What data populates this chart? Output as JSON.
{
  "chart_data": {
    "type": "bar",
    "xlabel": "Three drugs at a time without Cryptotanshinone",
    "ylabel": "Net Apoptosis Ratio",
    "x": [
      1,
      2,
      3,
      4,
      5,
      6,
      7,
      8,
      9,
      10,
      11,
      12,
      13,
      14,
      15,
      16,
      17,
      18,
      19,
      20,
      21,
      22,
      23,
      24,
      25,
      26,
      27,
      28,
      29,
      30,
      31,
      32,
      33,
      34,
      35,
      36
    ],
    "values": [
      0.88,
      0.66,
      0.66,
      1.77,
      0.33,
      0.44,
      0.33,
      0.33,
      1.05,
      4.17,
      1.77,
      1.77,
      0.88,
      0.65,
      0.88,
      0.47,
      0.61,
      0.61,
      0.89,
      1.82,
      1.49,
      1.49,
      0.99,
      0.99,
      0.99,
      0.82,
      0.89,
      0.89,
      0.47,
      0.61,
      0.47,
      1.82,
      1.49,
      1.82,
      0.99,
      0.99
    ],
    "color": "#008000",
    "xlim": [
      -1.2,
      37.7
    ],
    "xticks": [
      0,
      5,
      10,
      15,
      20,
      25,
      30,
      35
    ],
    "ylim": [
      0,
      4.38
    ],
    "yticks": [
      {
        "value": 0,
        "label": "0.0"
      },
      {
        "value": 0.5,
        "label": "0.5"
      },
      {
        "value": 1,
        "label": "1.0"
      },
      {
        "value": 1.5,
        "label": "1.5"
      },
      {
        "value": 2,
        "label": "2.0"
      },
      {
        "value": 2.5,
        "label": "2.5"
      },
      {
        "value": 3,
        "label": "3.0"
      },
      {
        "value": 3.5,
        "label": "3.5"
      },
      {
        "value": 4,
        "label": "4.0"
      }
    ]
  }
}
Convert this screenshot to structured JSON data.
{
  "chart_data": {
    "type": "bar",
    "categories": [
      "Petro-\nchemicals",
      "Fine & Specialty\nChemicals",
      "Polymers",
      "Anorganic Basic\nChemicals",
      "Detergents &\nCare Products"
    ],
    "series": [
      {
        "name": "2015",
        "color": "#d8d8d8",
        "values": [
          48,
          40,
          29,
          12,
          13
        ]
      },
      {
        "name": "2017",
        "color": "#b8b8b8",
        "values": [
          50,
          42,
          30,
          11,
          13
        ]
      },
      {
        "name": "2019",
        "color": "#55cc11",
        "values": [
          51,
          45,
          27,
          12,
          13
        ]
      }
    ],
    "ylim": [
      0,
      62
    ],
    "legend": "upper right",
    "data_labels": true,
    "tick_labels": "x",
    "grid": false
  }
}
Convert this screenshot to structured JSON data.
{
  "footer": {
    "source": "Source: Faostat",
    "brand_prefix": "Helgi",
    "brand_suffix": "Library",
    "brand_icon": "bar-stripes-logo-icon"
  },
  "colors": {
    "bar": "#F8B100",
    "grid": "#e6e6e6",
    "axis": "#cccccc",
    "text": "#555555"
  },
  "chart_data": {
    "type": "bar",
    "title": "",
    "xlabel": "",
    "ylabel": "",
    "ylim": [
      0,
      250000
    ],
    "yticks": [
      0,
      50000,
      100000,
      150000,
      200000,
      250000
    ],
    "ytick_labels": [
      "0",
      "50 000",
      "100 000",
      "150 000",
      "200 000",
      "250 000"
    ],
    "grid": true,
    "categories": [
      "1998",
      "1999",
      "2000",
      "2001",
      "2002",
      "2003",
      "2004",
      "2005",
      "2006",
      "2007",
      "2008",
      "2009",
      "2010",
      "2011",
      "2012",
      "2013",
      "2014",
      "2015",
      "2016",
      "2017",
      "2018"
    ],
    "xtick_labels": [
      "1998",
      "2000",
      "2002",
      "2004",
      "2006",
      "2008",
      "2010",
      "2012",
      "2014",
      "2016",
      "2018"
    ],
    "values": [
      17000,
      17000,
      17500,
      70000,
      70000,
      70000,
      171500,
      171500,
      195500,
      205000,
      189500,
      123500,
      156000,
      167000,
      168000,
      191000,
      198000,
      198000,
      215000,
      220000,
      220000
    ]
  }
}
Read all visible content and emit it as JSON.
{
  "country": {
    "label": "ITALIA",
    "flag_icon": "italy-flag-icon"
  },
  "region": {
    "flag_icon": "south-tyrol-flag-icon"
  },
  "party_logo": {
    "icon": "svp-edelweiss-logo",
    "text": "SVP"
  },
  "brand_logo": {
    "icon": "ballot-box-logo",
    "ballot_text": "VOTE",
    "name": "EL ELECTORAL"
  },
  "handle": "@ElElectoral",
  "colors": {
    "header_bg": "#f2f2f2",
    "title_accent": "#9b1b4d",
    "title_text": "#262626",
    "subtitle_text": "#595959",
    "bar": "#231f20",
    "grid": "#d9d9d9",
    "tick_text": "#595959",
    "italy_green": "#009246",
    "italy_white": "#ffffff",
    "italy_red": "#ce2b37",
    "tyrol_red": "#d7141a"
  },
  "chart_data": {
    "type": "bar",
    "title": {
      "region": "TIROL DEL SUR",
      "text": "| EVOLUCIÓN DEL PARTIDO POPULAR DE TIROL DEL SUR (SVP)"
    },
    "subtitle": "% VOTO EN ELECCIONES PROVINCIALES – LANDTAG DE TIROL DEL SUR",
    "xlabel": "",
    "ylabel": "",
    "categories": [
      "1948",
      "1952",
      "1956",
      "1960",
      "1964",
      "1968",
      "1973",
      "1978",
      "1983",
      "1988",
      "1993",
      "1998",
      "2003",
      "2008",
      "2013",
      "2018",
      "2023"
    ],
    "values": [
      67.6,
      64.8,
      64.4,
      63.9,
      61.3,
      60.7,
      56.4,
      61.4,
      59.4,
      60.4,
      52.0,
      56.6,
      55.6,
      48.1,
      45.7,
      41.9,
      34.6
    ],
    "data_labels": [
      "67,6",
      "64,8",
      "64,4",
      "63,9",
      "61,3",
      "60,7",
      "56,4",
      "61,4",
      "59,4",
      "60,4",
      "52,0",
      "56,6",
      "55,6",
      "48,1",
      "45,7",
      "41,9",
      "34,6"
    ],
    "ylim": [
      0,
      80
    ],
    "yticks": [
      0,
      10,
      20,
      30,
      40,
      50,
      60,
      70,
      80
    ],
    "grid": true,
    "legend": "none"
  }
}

Work required
Reproduce every record, matching each line exactly.

In response
What data populates this chart? Output as JSON.
{
  "chart_data": {
    "type": "bar",
    "xlabel": "Three drugs at a time without Cryptotanshinone",
    "ylabel": "Net Apoptosis Ratio",
    "x": [
      1,
      2,
      3,
      4,
      5,
      6,
      7,
      8,
      9,
      10,
      11,
      12,
      13,
      14,
      15,
      16,
      17,
      18,
      19,
      20,
      21,
      22,
      23,
      24,
      25,
      26,
      27,
      28,
      29,
      30,
      31,
      32,
      33,
      34,
      35,
      36
    ],
    "values": [
      0.88,
      0.66,
      0.66,
      1.77,
      0.33,
      0.44,
      0.33,
      0.33,
      1.05,
      4.17,
      1.77,
      1.77,
      0.88,
      0.65,
      0.88,
      0.47,
      0.61,
      0.61,
      0.89,
      1.82,
      1.49,
      1.49,
      0.99,
      0.99,
      0.99,
      0.82,
      0.89,
      0.89,
      0.47,
      0.61,
      0.47,
      1.82,
      1.49,
      1.82,
      0.99,
      0.99
    ],
    "color": "#008000",
    "xlim": [
      -1.2,
      37.7
    ],
    "xticks": [
      0,
      5,
      10,
      15,
      20,
      25,
      30,
      35
    ],
    "ylim": [
      0,
      4.38
    ],
    "yticks": [
      {
        "value": 0,
        "label": "0.0"
      },
      {
        "value": 0.5,
        "label": "0.5"
      },
      {
        "value": 1,
        "label": "1.0"
      },
      {
        "value": 1.5,
        "label": "1.5"
      },
      {
        "value": 2,
        "label": "2.0"
      },
      {
        "value": 2.5,
        "label": "2.5"
      },
      {
        "value": 3,
        "label": "3.0"
      },
      {
        "value": 3.5,
        "label": "3.5"
      },
      {
        "value": 4,
        "label": "4.0"
      }
    ]
  }
}
Convert this screenshot to structured JSON data.
{
  "chart_data": {
    "type": "bar",
    "categories": [
      "Petro-\nchemicals",
      "Fine & Specialty\nChemicals",
      "Polymers",
      "Anorganic Basic\nChemicals",
      "Detergents &\nCare Products"
    ],
    "series": [
      {
        "name": "2015",
        "color": "#d8d8d8",
        "values": [
          48,
          40,
          29,
          12,
          13
        ]
      },
      {
        "name": "2017",
        "color": "#b8b8b8",
        "values": [
          50,
          42,
          30,
          11,
          13
        ]
      },
      {
        "name": "2019",
        "color": "#55cc11",
        "values": [
          51,
          45,
          27,
          12,
          13
        ]
      }
    ],
    "ylim": [
      0,
      62
    ],
    "legend": "upper right",
    "data_labels": true,
    "tick_labels": "x",
    "grid": false
  }
}
Convert this screenshot to structured JSON data.
{
  "footer": {
    "source": "Source: Faostat",
    "brand_prefix": "Helgi",
    "brand_suffix": "Library",
    "brand_icon": "bar-stripes-logo-icon"
  },
  "colors": {
    "bar": "#F8B100",
    "grid": "#e6e6e6",
    "axis": "#cccccc",
    "text": "#555555"
  },
  "chart_data": {
    "type": "bar",
    "title": "",
    "xlabel": "",
    "ylabel": "",
    "ylim": [
      0,
      250000
    ],
    "yticks": [
      0,
      50000,
      100000,
      150000,
      200000,
      250000
    ],
    "ytick_labels": [
      "0",
      "50 000",
      "100 000",
      "150 000",
      "200 000",
      "250 000"
    ],
    "grid": true,
    "categories": [
      "1998",
      "1999",
      "2000",
      "2001",
      "2002",
      "2003",
      "2004",
      "2005",
      "2006",
      "2007",
      "2008",
      "2009",
      "2010",
      "2011",
      "2012",
      "2013",
      "2014",
      "2015",
      "2016",
      "2017",
      "2018"
    ],
    "xtick_labels": [
      "1998",
      "2000",
      "2002",
      "2004",
      "2006",
      "2008",
      "2010",
      "2012",
      "2014",
      "2016",
      "2018"
    ],
    "values": [
      17000,
      17000,
      17500,
      70000,
      70000,
      70000,
      171500,
      171500,
      195500,
      205000,
      189500,
      123500,
      156000,
      167000,
      168000,
      191000,
      198000,
      198000,
      215000,
      220000,
      220000
    ]
  }
}
Read all visible content and emit it as JSON.
{
  "country": {
    "label": "ITALIA",
    "flag_icon": "italy-flag-icon"
  },
  "region": {
    "flag_icon": "south-tyrol-flag-icon"
  },
  "party_logo": {
    "icon": "svp-edelweiss-logo",
    "text": "SVP"
  },
  "brand_logo": {
    "icon": "ballot-box-logo",
    "ballot_text": "VOTE",
    "name": "EL ELECTORAL"
  },
  "handle": "@ElElectoral",
  "colors": {
    "header_bg": "#f2f2f2",
    "title_accent": "#9b1b4d",
    "title_text": "#262626",
    "subtitle_text": "#595959",
    "bar": "#231f20",
    "grid": "#d9d9d9",
    "tick_text": "#595959",
    "italy_green": "#009246",
    "italy_white": "#ffffff",
    "italy_red": "#ce2b37",
    "tyrol_red": "#d7141a"
  },
  "chart_data": {
    "type": "bar",
    "title": {
      "region": "TIROL DEL SUR",
      "text": "| EVOLUCIÓN DEL PARTIDO POPULAR DE TIROL DEL SUR (SVP)"
    },
    "subtitle": "% VOTO EN ELECCIONES PROVINCIALES – LANDTAG DE TIROL DEL SUR",
    "xlabel": "",
    "ylabel": "",
    "categories": [
      "1948",
      "1952",
      "1956",
      "1960",
      "1964",
      "1968",
      "1973",
      "1978",
      "1983",
      "1988",
      "1993",
      "1998",
      "2003",
      "2008",
      "2013",
      "2018",
      "2023"
    ],
    "values": [
      67.6,
      64.8,
      64.4,
      63.9,
      61.3,
      60.7,
      56.4,
      61.4,
      59.4,
      60.4,
      52.0,
      56.6,
      55.6,
      48.1,
      45.7,
      41.9,
      34.6
    ],
    "data_labels": [
      "67,6",
      "64,8",
      "64,4",
      "63,9",
      "61,3",
      "60,7",
      "56,4",
      "61,4",
      "59,4",
      "60,4",
      "52,0",
      "56,6",
      "55,6",
      "48,1",
      "45,7",
      "41,9",
      "34,6"
    ],
    "ylim": [
      0,
      80
    ],
    "yticks": [
      0,
      10,
      20,
      30,
      40,
      50,
      60,
      70,
      80
    ],
    "grid": true,
    "legend": "none"
  }
}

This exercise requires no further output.